• **INPUT RECORDS**
_ _ _ _ _
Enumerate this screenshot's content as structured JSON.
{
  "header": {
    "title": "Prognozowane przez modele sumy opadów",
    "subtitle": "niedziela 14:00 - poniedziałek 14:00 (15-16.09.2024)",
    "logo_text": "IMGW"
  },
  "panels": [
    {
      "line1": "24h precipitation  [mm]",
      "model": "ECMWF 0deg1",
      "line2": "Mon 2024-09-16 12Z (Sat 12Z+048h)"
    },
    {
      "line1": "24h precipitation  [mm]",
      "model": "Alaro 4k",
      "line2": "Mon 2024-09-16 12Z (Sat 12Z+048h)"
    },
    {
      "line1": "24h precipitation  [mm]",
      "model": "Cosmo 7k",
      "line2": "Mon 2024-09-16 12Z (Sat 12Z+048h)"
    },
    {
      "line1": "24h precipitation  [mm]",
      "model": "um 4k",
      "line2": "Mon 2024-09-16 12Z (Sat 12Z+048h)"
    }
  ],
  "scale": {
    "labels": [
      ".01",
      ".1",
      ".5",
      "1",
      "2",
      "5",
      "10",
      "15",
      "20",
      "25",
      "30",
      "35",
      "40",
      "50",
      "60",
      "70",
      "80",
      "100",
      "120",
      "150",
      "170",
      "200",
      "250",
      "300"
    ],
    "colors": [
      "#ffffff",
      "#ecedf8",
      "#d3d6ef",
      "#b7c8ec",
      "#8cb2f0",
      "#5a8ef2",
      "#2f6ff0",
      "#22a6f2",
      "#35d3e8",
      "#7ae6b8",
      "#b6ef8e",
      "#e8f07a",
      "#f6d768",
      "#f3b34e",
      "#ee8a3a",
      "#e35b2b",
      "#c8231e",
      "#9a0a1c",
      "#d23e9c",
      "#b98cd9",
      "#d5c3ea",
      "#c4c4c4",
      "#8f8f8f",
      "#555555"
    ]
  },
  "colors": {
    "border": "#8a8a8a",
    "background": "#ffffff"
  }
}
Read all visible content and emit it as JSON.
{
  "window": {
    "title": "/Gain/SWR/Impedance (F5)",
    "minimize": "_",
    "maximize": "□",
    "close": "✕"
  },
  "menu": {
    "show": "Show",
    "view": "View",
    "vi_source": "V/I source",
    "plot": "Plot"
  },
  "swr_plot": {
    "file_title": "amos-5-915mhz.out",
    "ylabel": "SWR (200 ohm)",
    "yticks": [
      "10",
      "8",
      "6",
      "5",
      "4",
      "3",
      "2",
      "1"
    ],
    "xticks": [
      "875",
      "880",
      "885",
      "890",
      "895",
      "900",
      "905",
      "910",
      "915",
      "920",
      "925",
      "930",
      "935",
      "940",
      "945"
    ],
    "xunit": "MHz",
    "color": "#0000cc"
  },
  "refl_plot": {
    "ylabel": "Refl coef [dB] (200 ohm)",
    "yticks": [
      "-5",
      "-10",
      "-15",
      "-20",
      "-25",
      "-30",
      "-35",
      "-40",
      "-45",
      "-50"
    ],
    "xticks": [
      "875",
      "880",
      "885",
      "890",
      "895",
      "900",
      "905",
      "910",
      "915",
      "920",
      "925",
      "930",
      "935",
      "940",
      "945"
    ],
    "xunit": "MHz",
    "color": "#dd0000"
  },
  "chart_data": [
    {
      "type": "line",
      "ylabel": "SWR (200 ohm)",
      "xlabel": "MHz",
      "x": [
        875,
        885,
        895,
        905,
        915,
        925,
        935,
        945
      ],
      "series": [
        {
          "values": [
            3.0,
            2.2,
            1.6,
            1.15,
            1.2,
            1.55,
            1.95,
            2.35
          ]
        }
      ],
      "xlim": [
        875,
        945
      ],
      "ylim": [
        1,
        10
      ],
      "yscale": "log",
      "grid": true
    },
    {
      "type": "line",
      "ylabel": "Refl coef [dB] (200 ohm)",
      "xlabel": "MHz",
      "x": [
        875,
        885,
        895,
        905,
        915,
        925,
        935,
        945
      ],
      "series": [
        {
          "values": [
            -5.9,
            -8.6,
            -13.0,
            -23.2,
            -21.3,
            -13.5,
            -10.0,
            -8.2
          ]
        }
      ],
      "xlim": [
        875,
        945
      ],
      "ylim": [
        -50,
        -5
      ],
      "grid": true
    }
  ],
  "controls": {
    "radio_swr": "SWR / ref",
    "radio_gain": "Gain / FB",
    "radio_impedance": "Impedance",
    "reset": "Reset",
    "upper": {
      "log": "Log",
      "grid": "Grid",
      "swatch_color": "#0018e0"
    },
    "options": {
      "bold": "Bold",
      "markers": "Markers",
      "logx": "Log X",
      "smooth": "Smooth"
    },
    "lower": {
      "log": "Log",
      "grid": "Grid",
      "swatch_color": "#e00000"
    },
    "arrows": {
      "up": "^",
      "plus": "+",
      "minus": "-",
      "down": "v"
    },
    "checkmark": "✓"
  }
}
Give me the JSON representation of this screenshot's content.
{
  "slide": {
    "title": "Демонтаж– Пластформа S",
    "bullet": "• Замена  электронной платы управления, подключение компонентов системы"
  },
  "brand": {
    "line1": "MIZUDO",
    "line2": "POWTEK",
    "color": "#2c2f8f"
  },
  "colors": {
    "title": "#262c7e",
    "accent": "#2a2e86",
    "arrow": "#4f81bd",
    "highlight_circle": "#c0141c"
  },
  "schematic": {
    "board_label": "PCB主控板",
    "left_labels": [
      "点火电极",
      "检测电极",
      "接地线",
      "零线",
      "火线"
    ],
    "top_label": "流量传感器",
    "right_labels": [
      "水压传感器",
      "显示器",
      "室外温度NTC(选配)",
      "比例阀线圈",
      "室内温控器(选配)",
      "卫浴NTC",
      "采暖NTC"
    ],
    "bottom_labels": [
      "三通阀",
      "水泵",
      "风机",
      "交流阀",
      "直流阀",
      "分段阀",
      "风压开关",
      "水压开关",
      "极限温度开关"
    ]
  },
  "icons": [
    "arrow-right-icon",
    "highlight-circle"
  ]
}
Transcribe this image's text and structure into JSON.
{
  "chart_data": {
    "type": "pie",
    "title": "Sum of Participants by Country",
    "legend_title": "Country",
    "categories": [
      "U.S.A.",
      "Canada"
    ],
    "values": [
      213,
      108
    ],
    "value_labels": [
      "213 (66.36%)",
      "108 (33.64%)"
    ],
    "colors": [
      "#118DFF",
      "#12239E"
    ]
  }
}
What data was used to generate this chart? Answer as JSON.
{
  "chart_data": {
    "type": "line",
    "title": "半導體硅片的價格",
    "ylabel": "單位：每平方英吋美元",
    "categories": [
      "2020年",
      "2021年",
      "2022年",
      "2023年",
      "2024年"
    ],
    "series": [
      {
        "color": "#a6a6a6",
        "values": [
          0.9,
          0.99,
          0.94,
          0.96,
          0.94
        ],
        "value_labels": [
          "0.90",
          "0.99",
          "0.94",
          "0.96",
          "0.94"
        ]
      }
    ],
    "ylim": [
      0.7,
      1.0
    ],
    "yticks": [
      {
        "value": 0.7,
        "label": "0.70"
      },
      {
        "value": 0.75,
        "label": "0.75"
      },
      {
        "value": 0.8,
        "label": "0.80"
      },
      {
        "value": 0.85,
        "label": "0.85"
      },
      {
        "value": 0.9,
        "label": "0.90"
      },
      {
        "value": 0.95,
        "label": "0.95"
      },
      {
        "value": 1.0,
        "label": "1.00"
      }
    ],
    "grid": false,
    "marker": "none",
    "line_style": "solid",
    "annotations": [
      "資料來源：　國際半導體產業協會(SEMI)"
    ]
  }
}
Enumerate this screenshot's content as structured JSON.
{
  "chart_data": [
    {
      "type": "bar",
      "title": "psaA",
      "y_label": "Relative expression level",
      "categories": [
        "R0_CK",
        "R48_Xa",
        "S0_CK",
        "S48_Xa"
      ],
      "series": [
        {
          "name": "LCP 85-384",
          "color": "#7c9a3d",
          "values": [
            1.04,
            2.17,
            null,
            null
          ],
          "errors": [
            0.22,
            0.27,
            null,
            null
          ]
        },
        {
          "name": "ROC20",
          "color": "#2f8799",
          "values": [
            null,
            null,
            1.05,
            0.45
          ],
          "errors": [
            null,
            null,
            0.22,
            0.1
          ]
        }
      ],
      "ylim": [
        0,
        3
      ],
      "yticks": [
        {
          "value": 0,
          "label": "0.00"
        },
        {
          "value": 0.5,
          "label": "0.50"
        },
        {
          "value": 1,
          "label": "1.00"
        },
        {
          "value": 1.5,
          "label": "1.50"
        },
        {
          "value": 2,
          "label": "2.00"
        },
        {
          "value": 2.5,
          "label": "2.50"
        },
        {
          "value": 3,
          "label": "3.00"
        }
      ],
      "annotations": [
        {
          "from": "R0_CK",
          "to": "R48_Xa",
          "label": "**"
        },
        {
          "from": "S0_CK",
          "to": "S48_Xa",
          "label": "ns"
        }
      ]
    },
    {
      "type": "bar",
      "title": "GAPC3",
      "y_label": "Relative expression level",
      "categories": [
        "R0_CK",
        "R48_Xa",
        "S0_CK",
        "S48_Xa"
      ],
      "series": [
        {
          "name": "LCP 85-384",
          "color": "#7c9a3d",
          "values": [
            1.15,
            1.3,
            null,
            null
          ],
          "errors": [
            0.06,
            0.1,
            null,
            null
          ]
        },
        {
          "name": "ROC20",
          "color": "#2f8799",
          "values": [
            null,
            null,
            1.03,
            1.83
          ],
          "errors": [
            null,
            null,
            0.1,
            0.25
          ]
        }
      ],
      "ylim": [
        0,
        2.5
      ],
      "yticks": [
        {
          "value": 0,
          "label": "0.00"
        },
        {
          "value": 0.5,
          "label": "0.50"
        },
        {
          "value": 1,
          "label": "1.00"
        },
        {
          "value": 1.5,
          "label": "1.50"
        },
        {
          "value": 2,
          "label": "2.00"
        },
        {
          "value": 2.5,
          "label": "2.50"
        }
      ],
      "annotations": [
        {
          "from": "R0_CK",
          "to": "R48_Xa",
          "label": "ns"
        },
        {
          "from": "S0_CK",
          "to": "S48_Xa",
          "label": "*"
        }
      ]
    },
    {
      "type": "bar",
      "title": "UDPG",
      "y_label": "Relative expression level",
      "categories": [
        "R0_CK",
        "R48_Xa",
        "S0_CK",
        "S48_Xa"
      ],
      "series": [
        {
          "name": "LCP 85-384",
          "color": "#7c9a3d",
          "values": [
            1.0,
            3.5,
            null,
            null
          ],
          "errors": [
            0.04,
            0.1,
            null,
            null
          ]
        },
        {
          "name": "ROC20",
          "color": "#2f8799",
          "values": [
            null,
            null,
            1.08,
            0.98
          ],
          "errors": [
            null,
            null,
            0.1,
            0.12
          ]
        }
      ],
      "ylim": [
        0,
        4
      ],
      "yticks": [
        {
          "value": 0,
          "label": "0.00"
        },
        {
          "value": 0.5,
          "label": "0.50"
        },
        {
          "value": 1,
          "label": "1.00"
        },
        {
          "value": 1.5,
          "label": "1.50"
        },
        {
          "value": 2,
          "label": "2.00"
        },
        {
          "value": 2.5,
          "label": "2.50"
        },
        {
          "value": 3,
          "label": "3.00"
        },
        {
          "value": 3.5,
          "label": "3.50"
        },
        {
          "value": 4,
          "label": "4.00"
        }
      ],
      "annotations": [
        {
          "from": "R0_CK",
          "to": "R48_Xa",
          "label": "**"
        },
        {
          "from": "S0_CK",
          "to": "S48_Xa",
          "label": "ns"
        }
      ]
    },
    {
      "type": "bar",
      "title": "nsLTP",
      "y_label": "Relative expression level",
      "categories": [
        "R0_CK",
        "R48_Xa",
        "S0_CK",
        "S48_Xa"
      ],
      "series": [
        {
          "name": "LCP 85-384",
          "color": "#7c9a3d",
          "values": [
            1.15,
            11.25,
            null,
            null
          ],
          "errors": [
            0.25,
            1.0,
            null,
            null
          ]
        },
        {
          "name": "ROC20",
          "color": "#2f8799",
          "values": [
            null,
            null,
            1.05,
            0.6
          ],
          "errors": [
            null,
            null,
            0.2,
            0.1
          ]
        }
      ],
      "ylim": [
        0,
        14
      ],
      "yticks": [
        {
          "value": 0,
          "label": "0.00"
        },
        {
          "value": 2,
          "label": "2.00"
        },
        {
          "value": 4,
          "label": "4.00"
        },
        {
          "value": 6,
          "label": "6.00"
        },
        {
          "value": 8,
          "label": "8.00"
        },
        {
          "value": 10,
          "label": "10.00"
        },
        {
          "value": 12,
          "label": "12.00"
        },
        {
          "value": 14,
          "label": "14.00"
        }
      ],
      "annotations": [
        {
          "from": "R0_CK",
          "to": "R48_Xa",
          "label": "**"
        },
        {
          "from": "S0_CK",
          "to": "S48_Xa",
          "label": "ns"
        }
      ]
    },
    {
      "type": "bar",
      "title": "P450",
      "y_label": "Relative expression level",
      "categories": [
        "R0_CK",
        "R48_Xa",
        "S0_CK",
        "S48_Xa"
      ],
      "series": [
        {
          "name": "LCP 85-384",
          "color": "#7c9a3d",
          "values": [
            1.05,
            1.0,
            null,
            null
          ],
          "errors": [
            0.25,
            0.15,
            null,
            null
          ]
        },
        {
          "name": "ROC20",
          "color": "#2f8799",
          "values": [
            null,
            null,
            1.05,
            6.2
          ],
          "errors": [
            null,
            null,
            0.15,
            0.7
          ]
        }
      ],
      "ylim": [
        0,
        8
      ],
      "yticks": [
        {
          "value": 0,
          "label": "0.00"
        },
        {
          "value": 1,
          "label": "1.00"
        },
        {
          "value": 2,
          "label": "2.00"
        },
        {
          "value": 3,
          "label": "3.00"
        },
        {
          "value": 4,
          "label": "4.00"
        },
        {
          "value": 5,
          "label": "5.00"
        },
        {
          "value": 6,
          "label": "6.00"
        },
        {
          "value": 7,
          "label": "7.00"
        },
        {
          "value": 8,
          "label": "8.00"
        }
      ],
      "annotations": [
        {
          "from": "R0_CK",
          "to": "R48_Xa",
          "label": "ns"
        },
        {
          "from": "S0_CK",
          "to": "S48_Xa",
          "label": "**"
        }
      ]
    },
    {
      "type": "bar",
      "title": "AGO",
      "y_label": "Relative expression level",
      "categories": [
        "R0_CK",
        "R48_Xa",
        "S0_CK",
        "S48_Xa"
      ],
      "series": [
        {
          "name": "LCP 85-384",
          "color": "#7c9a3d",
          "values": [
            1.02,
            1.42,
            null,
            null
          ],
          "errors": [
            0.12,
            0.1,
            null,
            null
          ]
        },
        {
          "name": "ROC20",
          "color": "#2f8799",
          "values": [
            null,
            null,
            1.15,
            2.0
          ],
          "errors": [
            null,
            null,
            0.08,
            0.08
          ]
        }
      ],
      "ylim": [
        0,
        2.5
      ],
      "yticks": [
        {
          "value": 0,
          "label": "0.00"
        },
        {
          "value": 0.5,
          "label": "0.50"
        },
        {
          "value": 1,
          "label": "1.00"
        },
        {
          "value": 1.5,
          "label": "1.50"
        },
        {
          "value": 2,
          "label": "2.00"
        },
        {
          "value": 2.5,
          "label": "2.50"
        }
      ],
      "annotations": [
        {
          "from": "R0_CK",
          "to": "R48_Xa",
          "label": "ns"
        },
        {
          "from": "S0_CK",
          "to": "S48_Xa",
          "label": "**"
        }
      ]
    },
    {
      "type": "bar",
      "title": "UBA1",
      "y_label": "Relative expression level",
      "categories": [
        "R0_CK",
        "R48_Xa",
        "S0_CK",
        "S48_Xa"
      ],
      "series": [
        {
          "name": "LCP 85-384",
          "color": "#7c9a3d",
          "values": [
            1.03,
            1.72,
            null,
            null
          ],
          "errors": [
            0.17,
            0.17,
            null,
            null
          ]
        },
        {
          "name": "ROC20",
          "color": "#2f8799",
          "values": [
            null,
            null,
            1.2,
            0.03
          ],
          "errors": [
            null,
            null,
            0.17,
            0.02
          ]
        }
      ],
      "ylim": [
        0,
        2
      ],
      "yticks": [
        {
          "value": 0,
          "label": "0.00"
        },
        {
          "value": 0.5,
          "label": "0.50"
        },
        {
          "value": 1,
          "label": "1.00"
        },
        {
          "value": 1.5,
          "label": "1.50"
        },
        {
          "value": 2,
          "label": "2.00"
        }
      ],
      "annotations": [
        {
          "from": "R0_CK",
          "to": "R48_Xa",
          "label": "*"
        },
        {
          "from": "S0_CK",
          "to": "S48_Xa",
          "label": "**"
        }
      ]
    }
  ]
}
_ _ _ _ _
• **GIVEN INSTRUCTION**
Pick out the lines that contain "ylabel" and copy them.

• **FINISHED ANSWER**
    "ylabel": "SWR (200 ohm)",
    "ylabel": "Refl coef [dB] (200 ohm)",
      "ylabel": "SWR (200 ohm)",
      "ylabel": "Refl coef [dB] (200 ohm)",
    "ylabel": "單位：每平方英吋美元",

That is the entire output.